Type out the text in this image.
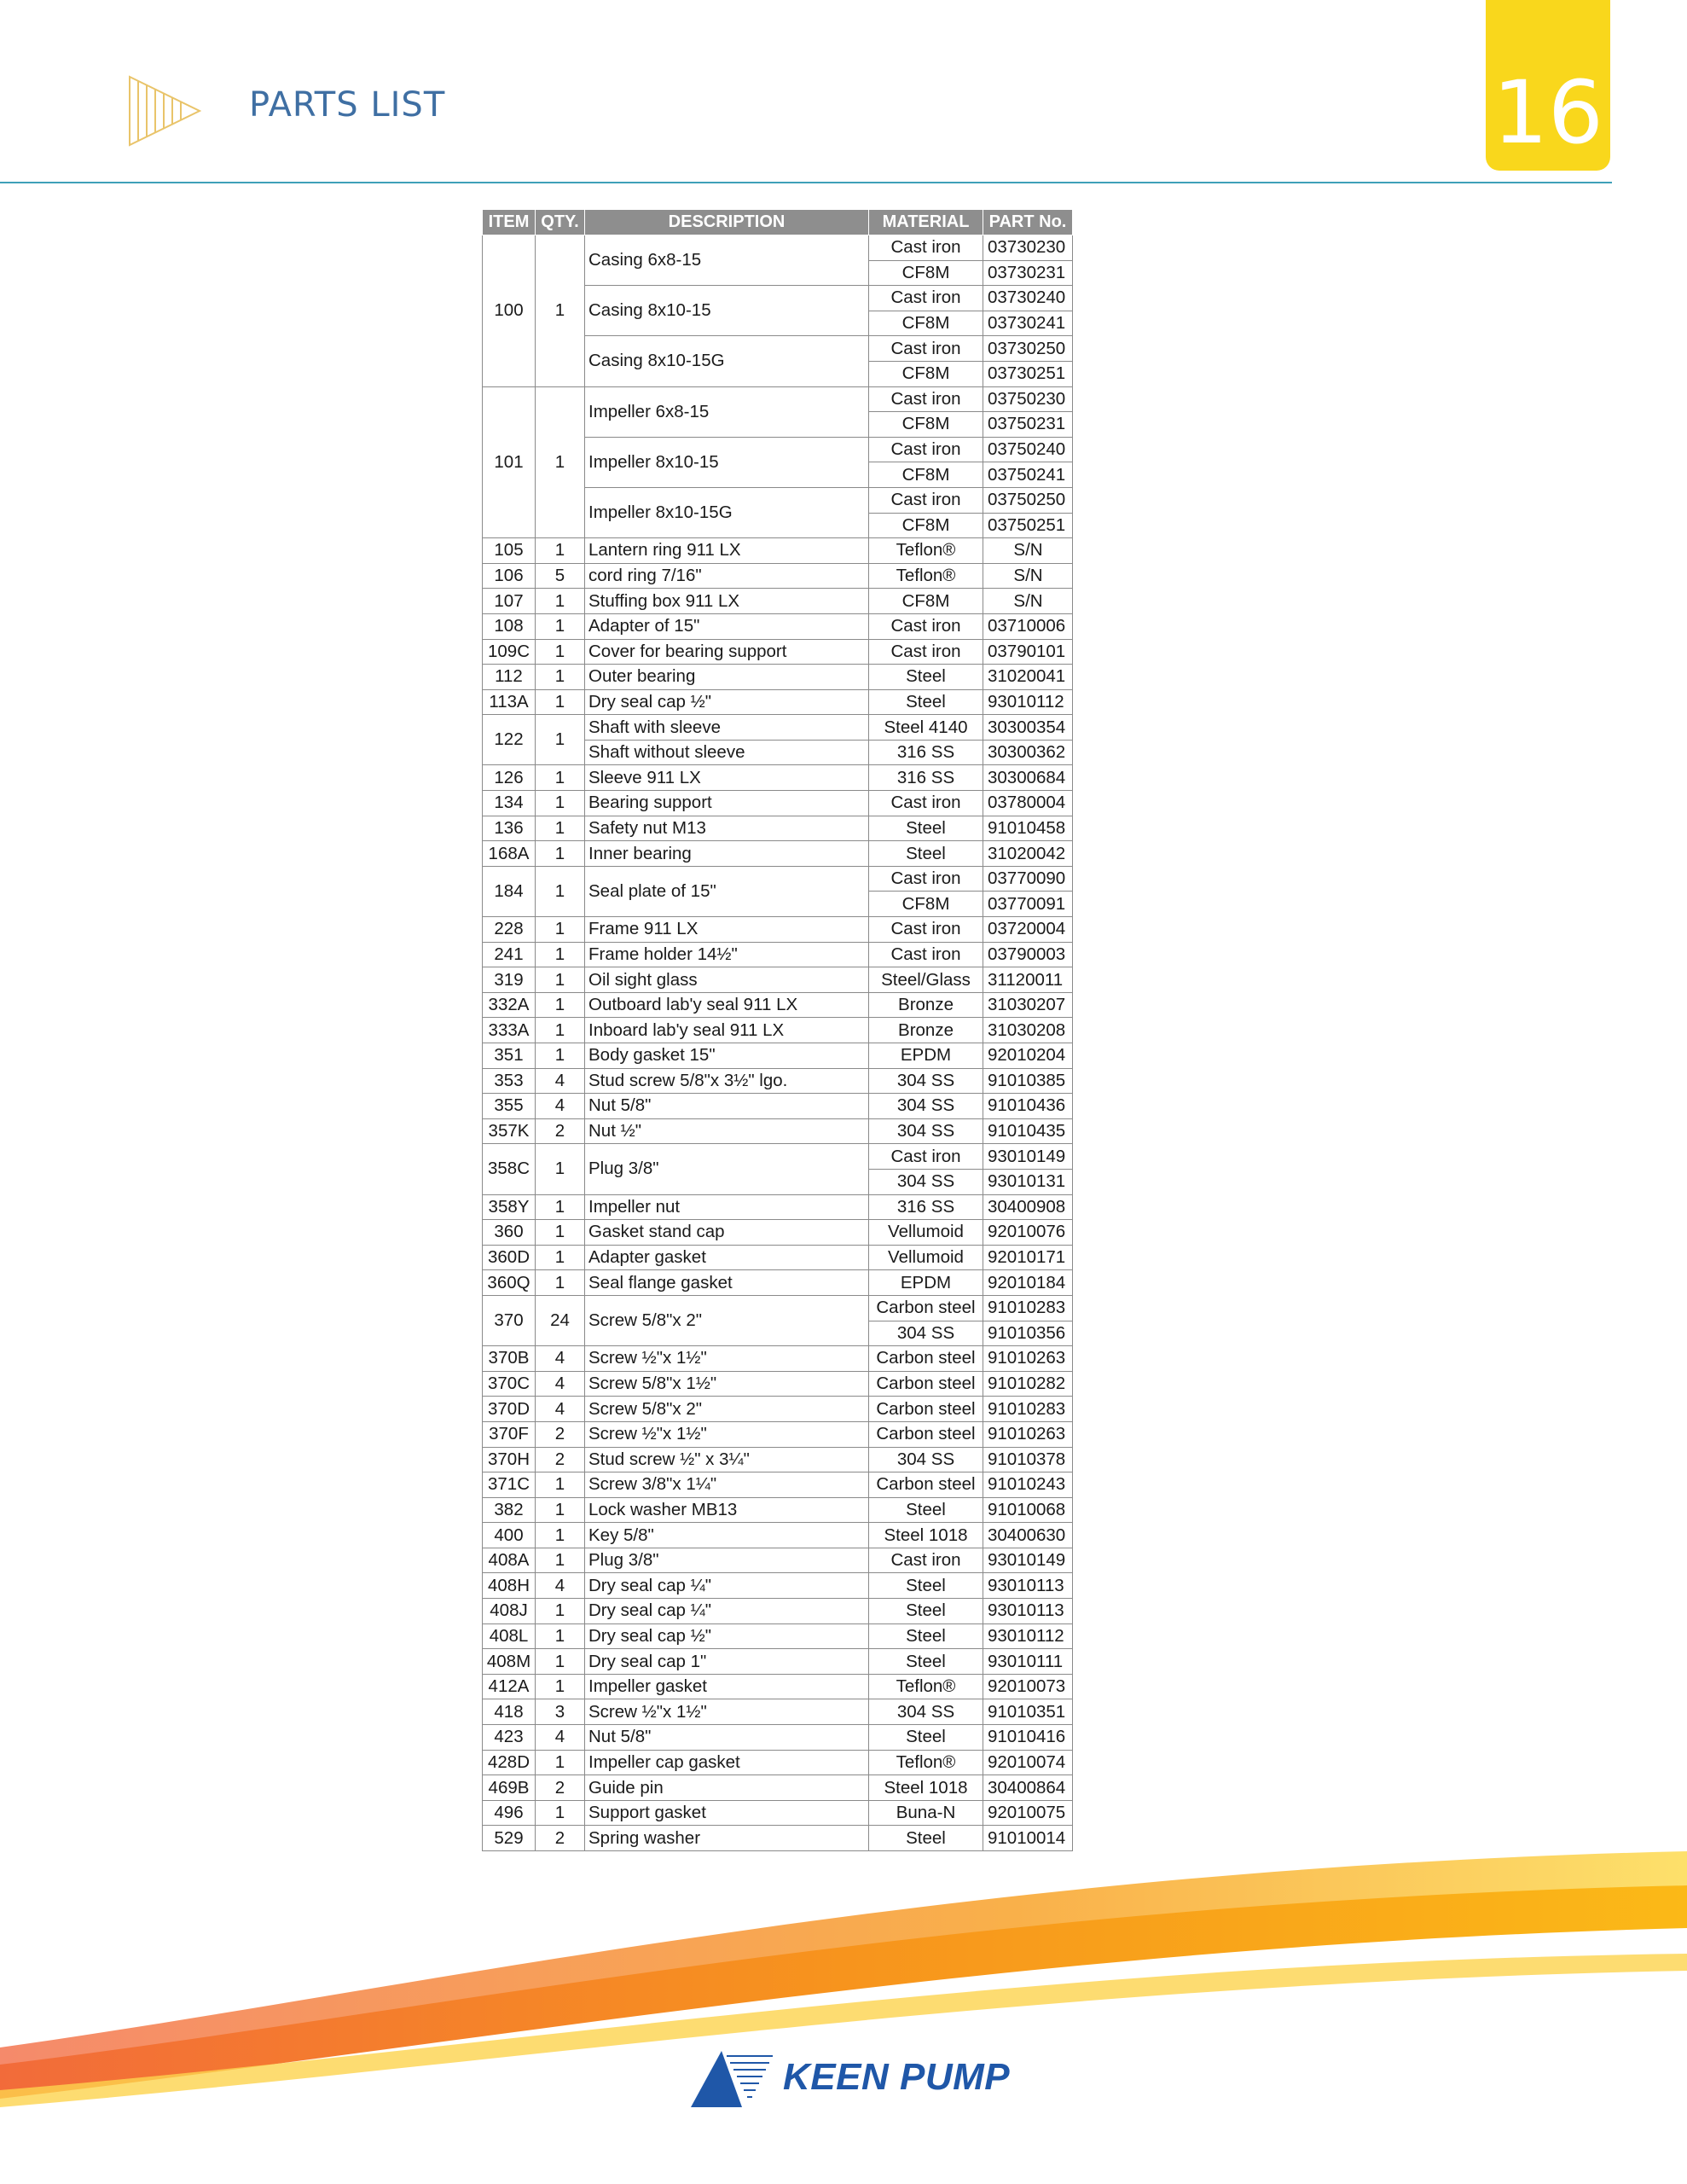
PARTS LIST	16
ITEM	QTY.	DESCRIPTION	MATERIAL	PART No.
100	1	Casing 6x8-15	Cast iron	03730230
			CF8M	03730231
		Casing 8x10-15	Cast iron	03730240
			CF8M	03730241
		Casing 8x10-15G	Cast iron	03730250
			CF8M	03730251
101	1	Impeller 6x8-15	Cast iron	03750230
			CF8M	03750231
		Impeller 8x10-15	Cast iron	03750240
			CF8M	03750241
		Impeller 8x10-15G	Cast iron	03750250
			CF8M	03750251
105	1	Lantern ring 911 LX	Teflon®	S/N
106	5	cord ring 7/16"	Teflon®	S/N
107	1	Stuffing box 911 LX	CF8M	S/N
108	1	Adapter of 15"	Cast iron	03710006
109C	1	Cover for bearing support	Cast iron	03790101
112	1	Outer bearing	Steel	31020041
113A	1	Dry seal cap ½"	Steel	93010112
122	1	Shaft with sleeve	Steel 4140	30300354
		Shaft without sleeve	316 SS	30300362
126	1	Sleeve 911 LX	316 SS	30300684
134	1	Bearing support	Cast iron	03780004
136	1	Safety nut M13	Steel	91010458
168A	1	Inner bearing	Steel	31020042
184	1	Seal plate of 15"	Cast iron	03770090
			CF8M	03770091
228	1	Frame 911 LX	Cast iron	03720004
241	1	Frame holder 14½"	Cast iron	03790003
319	1	Oil sight glass	Steel/Glass	31120011
332A	1	Outboard lab'y seal 911 LX	Bronze	31030207
333A	1	Inboard lab'y seal 911 LX	Bronze	31030208
351	1	Body gasket 15"	EPDM	92010204
353	4	Stud screw 5/8"x 3½" lgo.	304 SS	91010385
355	4	Nut 5/8"	304 SS	91010436
357K	2	Nut ½"	304 SS	91010435
358C	1	Plug 3/8"	Cast iron	93010149
			304 SS	93010131
358Y	1	Impeller nut	316 SS	30400908
360	1	Gasket stand cap	Vellumoid	92010076
360D	1	Adapter gasket	Vellumoid	92010171
360Q	1	Seal flange gasket	EPDM	92010184
370	24	Screw 5/8"x 2"	Carbon steel	91010283
			304 SS	91010356
370B	4	Screw ½"x 1½"	Carbon steel	91010263
370C	4	Screw 5/8"x 1½"	Carbon steel	91010282
370D	4	Screw 5/8"x 2"	Carbon steel	91010283
370F	2	Screw ½"x 1½"	Carbon steel	91010263
370H	2	Stud screw ½" x 3¼"	304 SS	91010378
371C	1	Screw 3/8"x 1¼"	Carbon steel	91010243
382	1	Lock washer MB13	Steel	91010068
400	1	Key 5/8"	Steel 1018	30400630
408A	1	Plug 3/8"	Cast iron	93010149
408H	4	Dry seal cap ¼"	Steel	93010113
408J	1	Dry seal cap ¼"	Steel	93010113
408L	1	Dry seal cap ½"	Steel	93010112
408M	1	Dry seal cap 1"	Steel	93010111
412A	1	Impeller gasket	Teflon®	92010073
418	3	Screw ½"x 1½"	304 SS	91010351
423	4	Nut 5/8"	Steel	91010416
428D	1	Impeller cap gasket	Teflon®	92010074
469B	2	Guide pin	Steel 1018	30400864
496	1	Support gasket	Buna-N	92010075
529	2	Spring washer	Steel	91010014
KEEN PUMP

....

## To be done
Output every entry exactly as given; pictures are not part of the copy.

## Response to the task
Type out the text in this image.
PARTS LIST	16
ITEM	QTY.	DESCRIPTION	MATERIAL	PART No.
100	1	Casing 6x8-15	Cast iron	03730230
			CF8M	03730231
		Casing 8x10-15	Cast iron	03730240
			CF8M	03730241
		Casing 8x10-15G	Cast iron	03730250
			CF8M	03730251
101	1	Impeller 6x8-15	Cast iron	03750230
			CF8M	03750231
		Impeller 8x10-15	Cast iron	03750240
			CF8M	03750241
		Impeller 8x10-15G	Cast iron	03750250
			CF8M	03750251
105	1	Lantern ring 911 LX	Teflon®	S/N
106	5	cord ring 7/16"	Teflon®	S/N
107	1	Stuffing box 911 LX	CF8M	S/N
108	1	Adapter of 15"	Cast iron	03710006
109C	1	Cover for bearing support	Cast iron	03790101
112	1	Outer bearing	Steel	31020041
113A	1	Dry seal cap ½"	Steel	93010112
122	1	Shaft with sleeve	Steel 4140	30300354
		Shaft without sleeve	316 SS	30300362
126	1	Sleeve 911 LX	316 SS	30300684
134	1	Bearing support	Cast iron	03780004
136	1	Safety nut M13	Steel	91010458
168A	1	Inner bearing	Steel	31020042
184	1	Seal plate of 15"	Cast iron	03770090
			CF8M	03770091
228	1	Frame 911 LX	Cast iron	03720004
241	1	Frame holder 14½"	Cast iron	03790003
319	1	Oil sight glass	Steel/Glass	31120011
332A	1	Outboard lab'y seal 911 LX	Bronze	31030207
333A	1	Inboard lab'y seal 911 LX	Bronze	31030208
351	1	Body gasket 15"	EPDM	92010204
353	4	Stud screw 5/8"x 3½" lgo.	304 SS	91010385
355	4	Nut 5/8"	304 SS	91010436
357K	2	Nut ½"	304 SS	91010435
358C	1	Plug 3/8"	Cast iron	93010149
			304 SS	93010131
358Y	1	Impeller nut	316 SS	30400908
360	1	Gasket stand cap	Vellumoid	92010076
360D	1	Adapter gasket	Vellumoid	92010171
360Q	1	Seal flange gasket	EPDM	92010184
370	24	Screw 5/8"x 2"	Carbon steel	91010283
			304 SS	91010356
370B	4	Screw ½"x 1½"	Carbon steel	91010263
370C	4	Screw 5/8"x 1½"	Carbon steel	91010282
370D	4	Screw 5/8"x 2"	Carbon steel	91010283
370F	2	Screw ½"x 1½"	Carbon steel	91010263
370H	2	Stud screw ½" x 3¼"	304 SS	91010378
371C	1	Screw 3/8"x 1¼"	Carbon steel	91010243
382	1	Lock washer MB13	Steel	91010068
400	1	Key 5/8"	Steel 1018	30400630
408A	1	Plug 3/8"	Cast iron	93010149
408H	4	Dry seal cap ¼"	Steel	93010113
408J	1	Dry seal cap ¼"	Steel	93010113
408L	1	Dry seal cap ½"	Steel	93010112
408M	1	Dry seal cap 1"	Steel	93010111
412A	1	Impeller gasket	Teflon®	92010073
418	3	Screw ½"x 1½"	304 SS	91010351
423	4	Nut 5/8"	Steel	91010416
428D	1	Impeller cap gasket	Teflon®	92010074
469B	2	Guide pin	Steel 1018	30400864
496	1	Support gasket	Buna-N	92010075
529	2	Spring washer	Steel	91010014
KEEN PUMP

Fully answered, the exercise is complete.